Pennsylvania College of Technology electrical students powered their education throughout the fall semester by employing their skills at a regional park.

The 15 second-semester students installed electrical service at Lime Bluff Recreation Area in Hughesville. What began in the heat of August ended in December’s chill as the students worked about five hours a week at the complex.

“The work they did can’t be replicated in the lab due to the nature of it,” said Joseph R. Raup, instructor of electrical technology/occupations and teacher of the Construction Lab II-Commercial course charged with the project. “We don’t have the area to do the trenching and the underground type of work.”

Pennsylvania College of Technology electrical students and volunteers from the East Lycoming Recreation Authority enjoy the sunshine during the early stages of a successful student project to bring electricity to Lime Bluff Recreation Area in Hughesville.
Pennsylvania College of Technology electrical students and volunteers from the East Lycoming Recreation Authority enjoy the sunshine during the early stages of a successful student project to bring electricity to Lime Bluff Recreation Area in Hughesville.

Such work was required at the 62-acre park. The students – seeking an associate degree in electrical technology – fit most of the approximately 2,000 feet of conduit underground before pulling through about a mile of electrical wire. Connecting the wire to two transformers and panels also installed by the students delivered the electric service long sought by the East Lycoming Recreation Authority, which oversees the park.

Stated goal 1: From the article on the Lime Bluff electrical project, list each piece of electrical equipment the students installed at the park.
Stated goal 2: Extend the article about the Pennsylvania College of Technology students' electrical work at Lime Bluff Recreation Area with a few more paragraphs.
The records that follow are separate material, unrelated to the article on the park project.

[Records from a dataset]
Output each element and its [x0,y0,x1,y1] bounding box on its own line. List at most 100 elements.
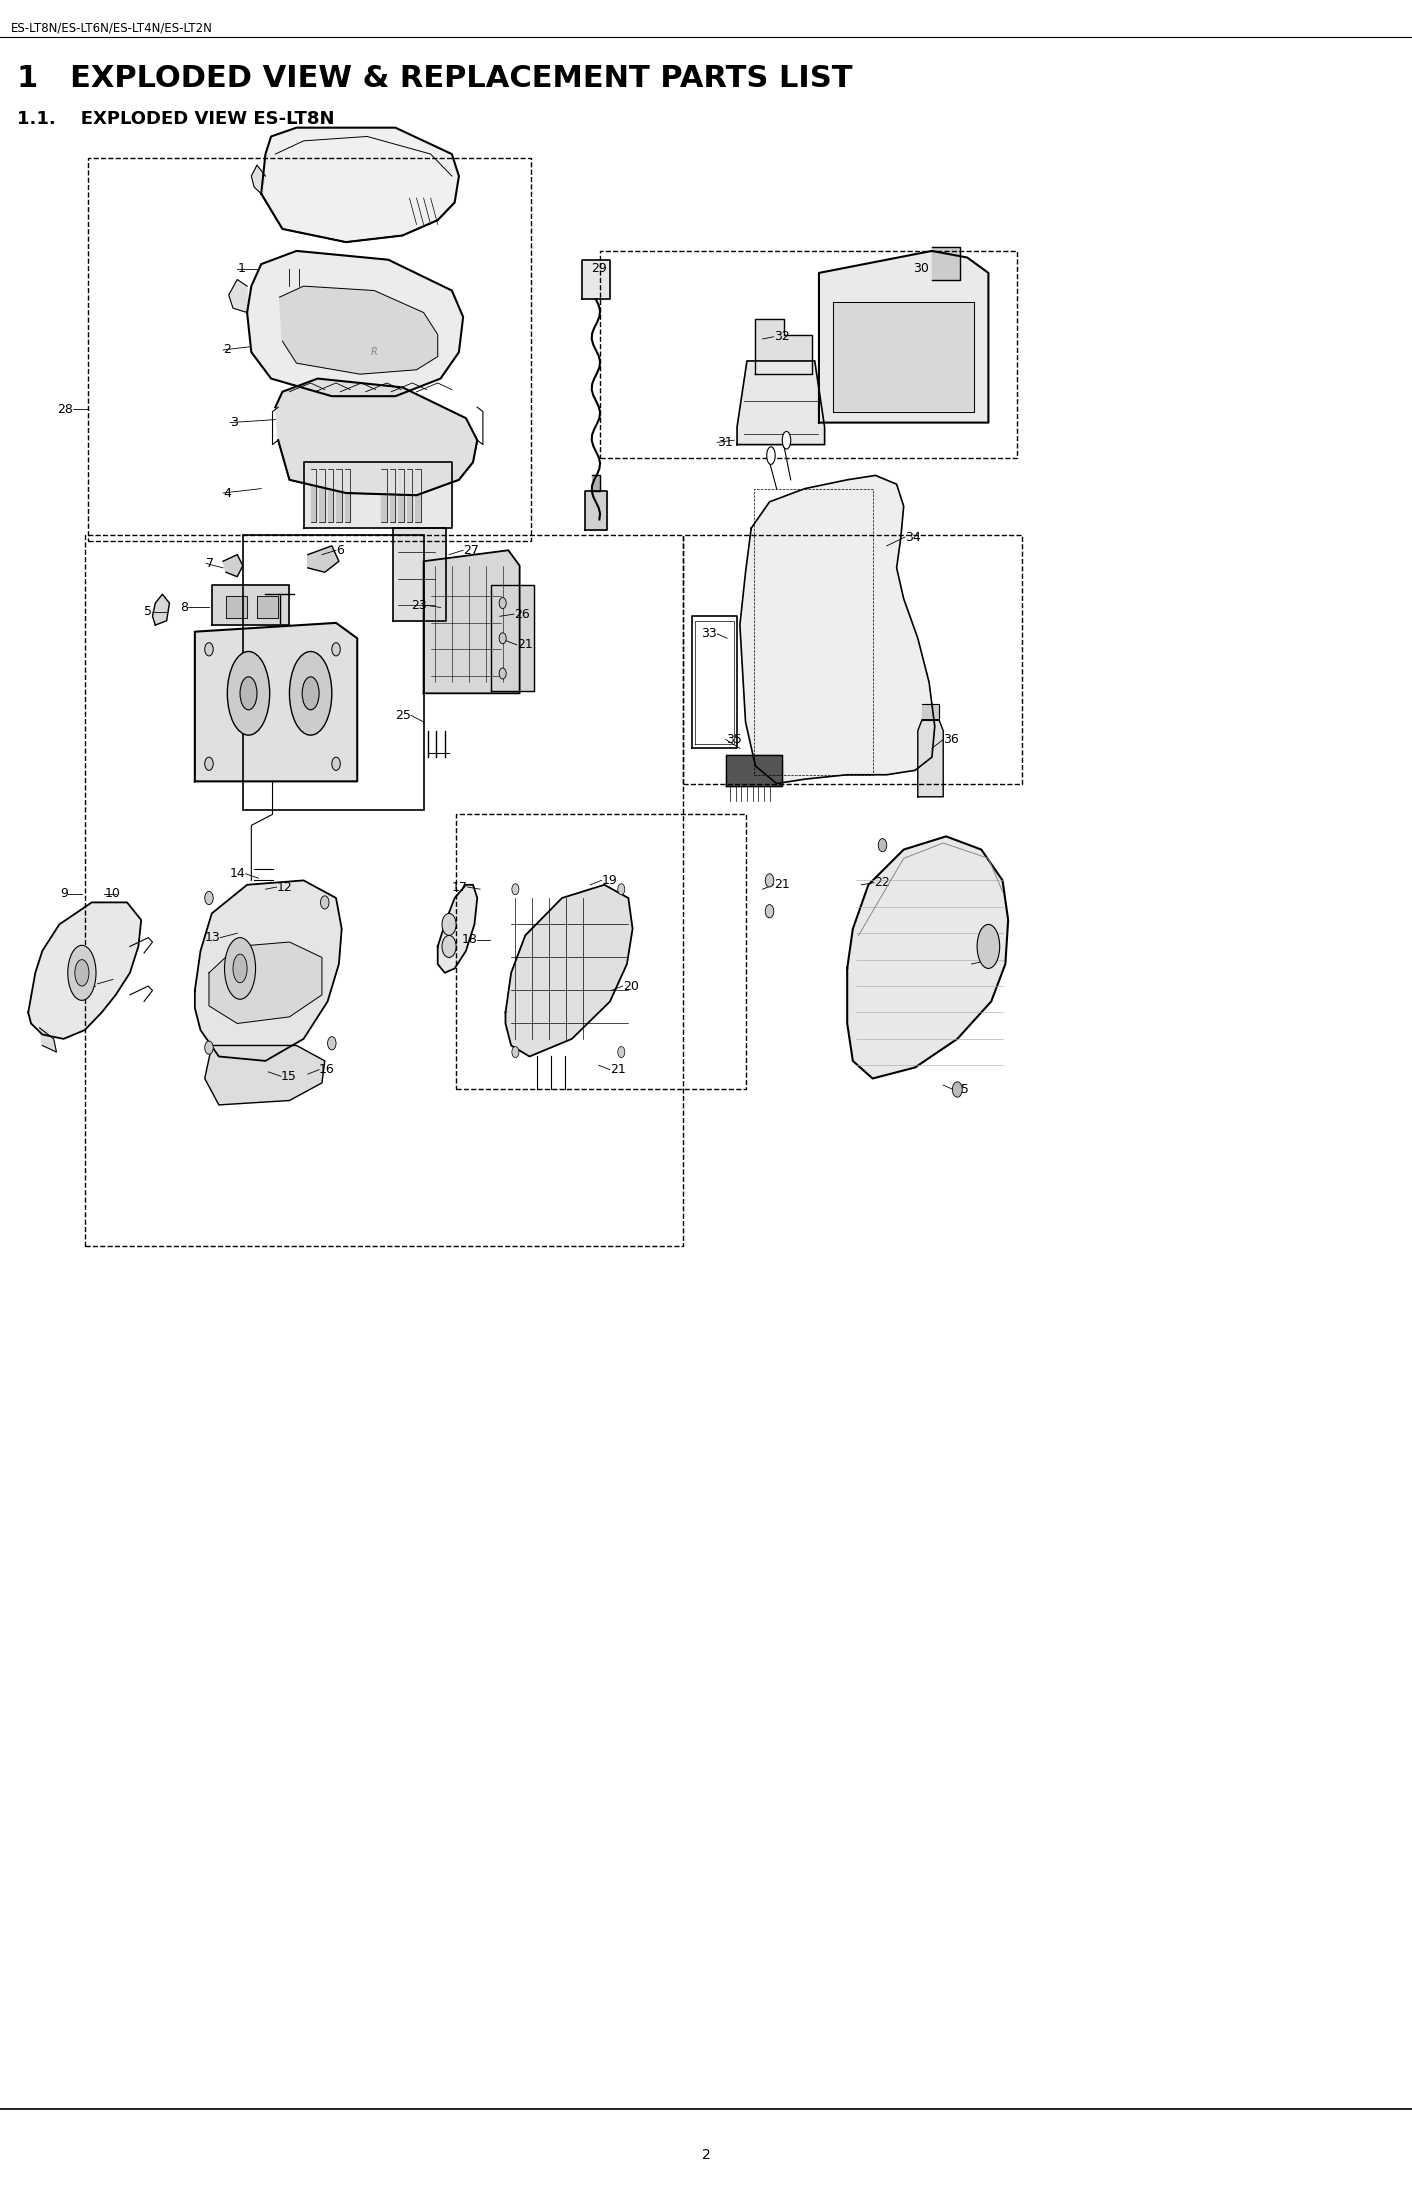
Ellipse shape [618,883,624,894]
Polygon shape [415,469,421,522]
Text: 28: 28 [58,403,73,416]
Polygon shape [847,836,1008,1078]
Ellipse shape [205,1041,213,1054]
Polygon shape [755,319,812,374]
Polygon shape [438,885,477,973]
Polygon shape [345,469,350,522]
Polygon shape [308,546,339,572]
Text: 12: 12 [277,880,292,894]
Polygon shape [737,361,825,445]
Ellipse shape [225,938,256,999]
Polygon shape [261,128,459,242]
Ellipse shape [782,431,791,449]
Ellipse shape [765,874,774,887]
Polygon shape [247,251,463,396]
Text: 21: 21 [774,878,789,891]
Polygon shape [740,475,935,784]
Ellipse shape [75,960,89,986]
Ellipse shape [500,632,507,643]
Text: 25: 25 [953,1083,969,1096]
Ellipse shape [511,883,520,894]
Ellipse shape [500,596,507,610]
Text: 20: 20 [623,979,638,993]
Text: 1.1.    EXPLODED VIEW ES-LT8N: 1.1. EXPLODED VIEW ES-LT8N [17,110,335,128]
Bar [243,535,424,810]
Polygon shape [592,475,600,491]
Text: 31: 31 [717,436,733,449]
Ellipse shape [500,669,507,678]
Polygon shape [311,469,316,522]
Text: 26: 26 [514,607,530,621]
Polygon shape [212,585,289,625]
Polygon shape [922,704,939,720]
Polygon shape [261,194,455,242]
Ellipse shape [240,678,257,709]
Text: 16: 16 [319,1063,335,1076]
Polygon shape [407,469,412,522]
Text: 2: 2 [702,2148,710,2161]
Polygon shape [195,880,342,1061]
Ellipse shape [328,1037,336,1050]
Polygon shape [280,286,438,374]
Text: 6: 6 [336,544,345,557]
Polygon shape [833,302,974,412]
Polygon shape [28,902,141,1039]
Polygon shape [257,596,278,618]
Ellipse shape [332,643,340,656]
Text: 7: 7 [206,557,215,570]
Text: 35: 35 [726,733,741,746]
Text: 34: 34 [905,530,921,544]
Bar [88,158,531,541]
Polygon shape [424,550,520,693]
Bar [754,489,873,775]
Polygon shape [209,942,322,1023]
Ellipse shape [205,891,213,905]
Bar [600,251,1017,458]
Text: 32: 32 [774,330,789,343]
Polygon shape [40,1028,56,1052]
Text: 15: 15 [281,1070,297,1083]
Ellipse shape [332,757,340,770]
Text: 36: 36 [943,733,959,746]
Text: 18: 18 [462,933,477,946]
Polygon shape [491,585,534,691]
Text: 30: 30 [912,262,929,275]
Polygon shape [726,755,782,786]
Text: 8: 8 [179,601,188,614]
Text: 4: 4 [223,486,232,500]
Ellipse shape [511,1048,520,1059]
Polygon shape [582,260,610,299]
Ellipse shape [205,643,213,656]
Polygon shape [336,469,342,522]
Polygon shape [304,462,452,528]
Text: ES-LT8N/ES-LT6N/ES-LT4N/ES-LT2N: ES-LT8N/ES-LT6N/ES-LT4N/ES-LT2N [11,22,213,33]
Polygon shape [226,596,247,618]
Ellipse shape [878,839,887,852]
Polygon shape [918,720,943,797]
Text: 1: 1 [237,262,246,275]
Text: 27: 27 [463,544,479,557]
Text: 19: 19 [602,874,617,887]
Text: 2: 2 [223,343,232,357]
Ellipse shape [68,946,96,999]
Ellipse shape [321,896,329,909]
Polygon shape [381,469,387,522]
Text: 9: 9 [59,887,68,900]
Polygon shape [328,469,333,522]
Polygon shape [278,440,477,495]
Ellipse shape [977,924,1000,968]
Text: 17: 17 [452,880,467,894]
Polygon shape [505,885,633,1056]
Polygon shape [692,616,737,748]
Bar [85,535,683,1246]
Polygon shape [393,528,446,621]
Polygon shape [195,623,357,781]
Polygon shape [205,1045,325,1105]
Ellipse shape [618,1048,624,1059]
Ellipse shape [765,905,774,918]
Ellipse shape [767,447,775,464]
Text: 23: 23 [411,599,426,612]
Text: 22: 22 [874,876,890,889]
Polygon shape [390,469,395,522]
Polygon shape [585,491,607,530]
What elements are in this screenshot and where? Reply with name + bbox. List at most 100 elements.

Exercise result 1:
- Conduit (about 2,000 feet, mostly underground)
- Electrical wire (about a mile)
- Two transformers
- Panels

Exercise result 2:
“Most of the other parks around do have provisions for power for crockpots and other things people tend to bring to gatherings,” explained Jeff Bower, chairman of the East Lycoming Recreation Authority. “We found we were probably losing some opportunities for people to use this park because we didn’t have access to those kinds of facilities.”

Thanks to the students, one pavilion and a maintenance building have power and LED lighting. Electric service for the park’s other two pavilions will be completed by another Penn College class during the spring semester.

“There are enough outlets and enough power with the outlets to run approximately half a dozen crockpots and hotplates. It will accommodate a nice picnic,” Raup said with a smile.

The semester-long project was no picnic for the students. Extremely wet conditions during the first several weeks forced the class to rely on leaf blowers and heavy duty wet-dry vacuum cleaners to remove excess water from the conduit. Running the conduit itself proved to be challenging due to the bends required to reach the pavilions. Handling over 5,000 feet of heavy electrical wire and trying to finish the complex job in freezing temperatures added to the challenge.

But the students would have it no other way.

“We learn a lot in lab, but seeing and overcoming obstacles put in front of you in the real world is where it’s at,” said Richard A. Baney, of Trout Run. “I got to do stuff that I wouldn’t normally do if we were at the lab at school. It’s very valuable.”

“It’s good to get that real-world experience and see what everything is about firsthand, because this experience is not something you can get in the classroom,” said Ian J. Chilcote, of Altoona. “I feel you learn more out here than in the classroom.

Ian J. Chilcote, of Altoona, was one of 15 electrical technology students from tasked with installing electrical power.
Ian J. Chilcote, of Altoona, was one of 15 electrical technology students from tasked with installing electrical power.

“To seek employment, they always ask, ‘What’s your experience level and what experience do you have?’ Well, this project is a perfect example of experience.”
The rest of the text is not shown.